Extracto de origen ::

┌────────

El fiscal jefe de Marsella,
Brice Robin, parece un tipo listo y gris que cumple con su deber. Ese perfil
alopécico y funcional lo hemos visto muchas veces, activo en las más diversas
ramas del conocimiento. A Robin podemos imaginarlo abogado, dentista o ingeniero.
Se trata del esfuerzo que da fruto, de la voz que todos escuchan durante las
cenas en familia: “Haced lo que Brice os diga”. Es posible que nada de lo
humano le sea ajeno y que sea capaz también de aflojarse la corbata y de
emocionarse, encontrando en el arte la pasión que falta en las compilaciones
legislativas. Sin duda, no es una víctima de la moda, pero le gusta ir bien
vestido, por respeto a la institución que representa.
Pero, Brice Robin no está
solo. También usted se levanta temprano e intenta hacer bien sus tareas. Sirve
el desayuno a los niños, limpia la casa y acude a su puesto de trabajo. Cuando
las cosas se tuercen, evita que su familia lidie con la tristeza y se traga los
juramentos. “¿Todo va bien, cariño?”. “Sí, no te preocupes”. Así avanzan los
países.
Por ese motivo, cuando el
fiscal desveló el misterio que escondía la caja negra del Airbus 320 de
Germanwings estrellado en Los Alpes, usted lo comprendió perfectamente. El
relato de Robin iba dirigido a usted. No fue convenientemente adaptado por los
medios. No hacía falta. Fue la concisión sin extravagancias, la verdad en paños
menores. El fiscal no sobreactuó. Se limitó a explicar lo que había, a exponer
el sinsentido. Habló como un asalariado y redujo la locura al dato.

└────────

Material proporcionado ::
┌────────

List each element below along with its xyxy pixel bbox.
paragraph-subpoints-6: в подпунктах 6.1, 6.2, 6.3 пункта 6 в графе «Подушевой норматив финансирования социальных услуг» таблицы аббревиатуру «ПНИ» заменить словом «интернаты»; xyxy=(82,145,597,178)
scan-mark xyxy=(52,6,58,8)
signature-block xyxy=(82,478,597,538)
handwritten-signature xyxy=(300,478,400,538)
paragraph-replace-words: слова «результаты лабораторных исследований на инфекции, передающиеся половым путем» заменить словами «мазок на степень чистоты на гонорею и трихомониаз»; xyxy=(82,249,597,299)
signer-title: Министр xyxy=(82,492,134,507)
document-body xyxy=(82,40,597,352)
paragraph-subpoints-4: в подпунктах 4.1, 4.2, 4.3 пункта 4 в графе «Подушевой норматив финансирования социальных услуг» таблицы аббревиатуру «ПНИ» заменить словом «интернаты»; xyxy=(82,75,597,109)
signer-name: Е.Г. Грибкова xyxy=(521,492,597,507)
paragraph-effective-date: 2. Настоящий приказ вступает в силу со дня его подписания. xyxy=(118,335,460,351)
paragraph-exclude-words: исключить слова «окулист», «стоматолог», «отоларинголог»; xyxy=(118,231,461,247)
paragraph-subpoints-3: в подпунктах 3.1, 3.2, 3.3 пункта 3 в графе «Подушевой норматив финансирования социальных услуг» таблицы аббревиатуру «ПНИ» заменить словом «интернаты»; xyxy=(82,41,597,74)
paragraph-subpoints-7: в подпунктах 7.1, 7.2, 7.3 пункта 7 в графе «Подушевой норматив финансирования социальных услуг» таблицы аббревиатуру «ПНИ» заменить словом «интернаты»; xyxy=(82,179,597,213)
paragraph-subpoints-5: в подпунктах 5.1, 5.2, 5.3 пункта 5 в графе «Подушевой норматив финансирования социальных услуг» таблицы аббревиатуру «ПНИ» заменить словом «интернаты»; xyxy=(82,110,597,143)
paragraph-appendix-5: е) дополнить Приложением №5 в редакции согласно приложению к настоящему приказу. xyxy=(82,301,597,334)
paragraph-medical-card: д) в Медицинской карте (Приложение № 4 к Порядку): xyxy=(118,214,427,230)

└────────

Preguntas por responder ::
**a)** Sustituye "fiscal" por "magistrado" al reproducir el texto sobre Brice Robin desde las palabras "Por ese motivo, cuando" hasta las palabras "locura al dato.", ambas incluidas.
**b)** Retoma el texto sobre Brice Robin y continúalo a partir de su última oración.

Lista de respuestas ::
**a)**
Por ese motivo, cuando el
magistrado desveló el misterio que escondía la caja negra del Airbus 320 de
Germanwings estrellado en Los Alpes, usted lo comprendió perfectamente. El
relato de Robin iba dirigido a usted. No fue convenientemente adaptado por los
medios. No hacía falta. Fue la concisión sin extravagancias, la verdad en paños
menores. El magistrado no sobreactuó. Se limitó a explicar lo que había, a exponer
el sinsentido. Habló como un asalariado y redujo la locura al dato.

**b)**
El miedo emerge entre
oficinistas que intercambian información. La normalidad de Robin y la del
espectador convergieron en un episodio trágico: el del mal que invade lo
cotidiano y amenaza con corromper el equilibrio de la responsabilidad. El avión
que no se cae, sino que es derribado. La conexión europea, refinada y emprendedora,
interrumpida por la decisión de alguien que ha perdido. Robin y usted concluyen
su jornada laboral y se relajan un rato en el sofá antes de irse a dormir. El
copiloto Andreas Lubitz pensó distinto. No sabemos en qué punto del vuelo
decidió que continuar adelante era mucho peor que precipitarse contra la
montaña. Robin tuvo que sacudirse todo su orden para ponerse a escuchar la
dramática conversación de la cabina. Y se lo contó a usted, su semejante, sin
la pretensión de incorporar argumentos científicos o antecedentes más o menos
oportunos. En su discurso, no hubo exnovias, historiales médicos, o desprendimientos
de retina. Todo eso vino más tarde. Con Brice Robin, sólo hubo tiempo para los
gritos tras la puerta y un sonido de respiración serena en la cabina. El
copiloto Andreas Lubitz, alemán de 28 años, escuchó las súplicas del comandante
mientras veía la montaña hacerse cada vez más grande. Y respiró tranquilamente.
Ese fue el hecho. El horror.
*Columna publicada el 9 de abril de 2015 en El Diario Montañés.